### [Exercise aim]
In the listing below, locate the lines bearing the word "name". Copy every one of them.

** START OF Data rows **

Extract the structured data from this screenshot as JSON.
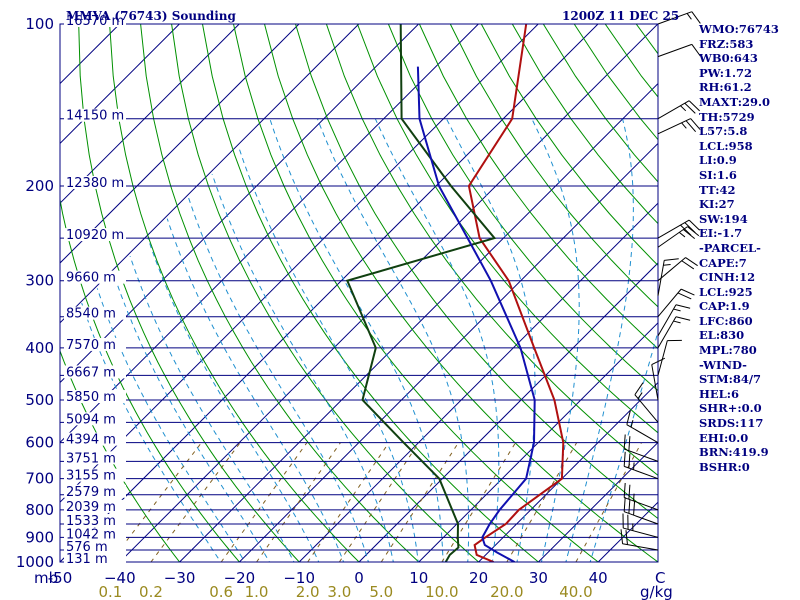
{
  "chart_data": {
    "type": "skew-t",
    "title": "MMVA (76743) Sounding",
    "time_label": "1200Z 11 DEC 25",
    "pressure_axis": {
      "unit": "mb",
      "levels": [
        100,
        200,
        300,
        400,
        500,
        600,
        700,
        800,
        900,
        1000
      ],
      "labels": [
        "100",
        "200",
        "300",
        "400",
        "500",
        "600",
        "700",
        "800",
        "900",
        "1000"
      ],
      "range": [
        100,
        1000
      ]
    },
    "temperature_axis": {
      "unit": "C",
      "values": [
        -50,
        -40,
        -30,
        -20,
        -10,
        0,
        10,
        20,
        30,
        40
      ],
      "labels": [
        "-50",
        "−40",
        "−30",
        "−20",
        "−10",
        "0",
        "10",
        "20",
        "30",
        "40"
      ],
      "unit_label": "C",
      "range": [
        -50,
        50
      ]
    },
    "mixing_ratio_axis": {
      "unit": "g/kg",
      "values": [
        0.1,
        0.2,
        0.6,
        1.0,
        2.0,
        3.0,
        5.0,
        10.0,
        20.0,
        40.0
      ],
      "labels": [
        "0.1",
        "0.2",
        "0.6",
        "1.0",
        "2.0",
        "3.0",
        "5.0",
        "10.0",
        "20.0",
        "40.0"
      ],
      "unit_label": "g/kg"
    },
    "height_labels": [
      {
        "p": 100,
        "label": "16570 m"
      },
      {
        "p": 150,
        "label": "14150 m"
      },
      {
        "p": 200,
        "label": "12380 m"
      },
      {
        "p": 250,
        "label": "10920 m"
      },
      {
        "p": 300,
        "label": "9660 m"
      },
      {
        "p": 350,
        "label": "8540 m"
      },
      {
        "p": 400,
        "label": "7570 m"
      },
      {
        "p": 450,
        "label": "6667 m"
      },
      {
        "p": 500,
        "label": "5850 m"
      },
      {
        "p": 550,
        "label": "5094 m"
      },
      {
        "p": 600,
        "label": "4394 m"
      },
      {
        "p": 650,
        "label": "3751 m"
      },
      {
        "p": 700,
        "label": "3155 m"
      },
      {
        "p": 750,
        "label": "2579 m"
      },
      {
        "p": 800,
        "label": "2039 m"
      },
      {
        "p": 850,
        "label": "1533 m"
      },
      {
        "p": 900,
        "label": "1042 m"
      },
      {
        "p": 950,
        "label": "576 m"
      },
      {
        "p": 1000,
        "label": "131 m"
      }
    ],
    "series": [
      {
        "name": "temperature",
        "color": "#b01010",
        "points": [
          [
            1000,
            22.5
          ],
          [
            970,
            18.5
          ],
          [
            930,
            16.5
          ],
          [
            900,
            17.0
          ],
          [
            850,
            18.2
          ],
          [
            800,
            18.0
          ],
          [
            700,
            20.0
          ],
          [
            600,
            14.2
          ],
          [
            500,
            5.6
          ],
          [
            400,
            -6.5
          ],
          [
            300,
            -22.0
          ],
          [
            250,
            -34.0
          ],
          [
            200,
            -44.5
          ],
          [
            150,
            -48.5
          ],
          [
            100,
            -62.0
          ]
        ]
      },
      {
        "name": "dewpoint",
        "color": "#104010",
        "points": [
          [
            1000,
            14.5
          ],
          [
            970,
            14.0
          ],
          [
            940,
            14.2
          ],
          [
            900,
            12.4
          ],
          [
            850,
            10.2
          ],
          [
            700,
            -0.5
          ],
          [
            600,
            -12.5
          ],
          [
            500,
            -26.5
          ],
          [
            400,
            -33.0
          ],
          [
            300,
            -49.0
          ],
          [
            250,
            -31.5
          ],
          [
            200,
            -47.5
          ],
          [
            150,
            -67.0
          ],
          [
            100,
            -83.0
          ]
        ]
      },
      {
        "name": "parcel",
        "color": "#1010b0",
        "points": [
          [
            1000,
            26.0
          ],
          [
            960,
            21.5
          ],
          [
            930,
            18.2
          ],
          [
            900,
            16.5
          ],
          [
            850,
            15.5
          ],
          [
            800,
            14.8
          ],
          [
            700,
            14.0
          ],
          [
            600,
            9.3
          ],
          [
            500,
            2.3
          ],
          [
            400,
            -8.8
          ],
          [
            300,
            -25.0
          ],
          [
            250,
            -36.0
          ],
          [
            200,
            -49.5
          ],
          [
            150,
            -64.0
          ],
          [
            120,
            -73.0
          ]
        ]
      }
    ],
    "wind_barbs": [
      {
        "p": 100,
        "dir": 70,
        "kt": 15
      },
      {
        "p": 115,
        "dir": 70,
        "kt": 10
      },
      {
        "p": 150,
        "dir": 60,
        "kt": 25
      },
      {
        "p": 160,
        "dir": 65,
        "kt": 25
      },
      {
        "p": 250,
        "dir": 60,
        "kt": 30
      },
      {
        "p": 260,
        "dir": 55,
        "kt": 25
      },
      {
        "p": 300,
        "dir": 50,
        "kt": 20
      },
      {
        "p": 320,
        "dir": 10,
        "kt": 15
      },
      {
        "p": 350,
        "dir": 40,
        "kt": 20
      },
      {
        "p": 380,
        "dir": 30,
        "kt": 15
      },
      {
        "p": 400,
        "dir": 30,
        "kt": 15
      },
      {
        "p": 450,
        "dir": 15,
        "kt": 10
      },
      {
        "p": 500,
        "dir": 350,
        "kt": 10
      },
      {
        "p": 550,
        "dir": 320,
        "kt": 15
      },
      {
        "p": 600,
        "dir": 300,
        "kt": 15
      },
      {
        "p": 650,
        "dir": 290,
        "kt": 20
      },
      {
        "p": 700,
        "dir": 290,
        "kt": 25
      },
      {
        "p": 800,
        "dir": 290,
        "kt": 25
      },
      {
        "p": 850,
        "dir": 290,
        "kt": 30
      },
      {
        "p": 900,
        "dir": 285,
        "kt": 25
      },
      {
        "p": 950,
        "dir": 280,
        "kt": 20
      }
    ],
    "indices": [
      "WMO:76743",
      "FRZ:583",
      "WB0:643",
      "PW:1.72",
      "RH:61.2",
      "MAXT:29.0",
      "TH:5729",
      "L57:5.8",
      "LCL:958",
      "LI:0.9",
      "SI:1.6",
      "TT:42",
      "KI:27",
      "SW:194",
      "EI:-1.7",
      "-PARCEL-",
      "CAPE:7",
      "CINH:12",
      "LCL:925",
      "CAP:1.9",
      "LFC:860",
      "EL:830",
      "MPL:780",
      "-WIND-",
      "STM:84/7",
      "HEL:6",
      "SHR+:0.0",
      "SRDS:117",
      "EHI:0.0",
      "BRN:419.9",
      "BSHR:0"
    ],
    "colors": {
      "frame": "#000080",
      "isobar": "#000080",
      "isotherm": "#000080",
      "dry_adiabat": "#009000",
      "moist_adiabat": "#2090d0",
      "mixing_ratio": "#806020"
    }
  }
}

** END OF Data rows **

### [The solution]
        "name": "temperature",
        "name": "dewpoint",
        "name": "parcel",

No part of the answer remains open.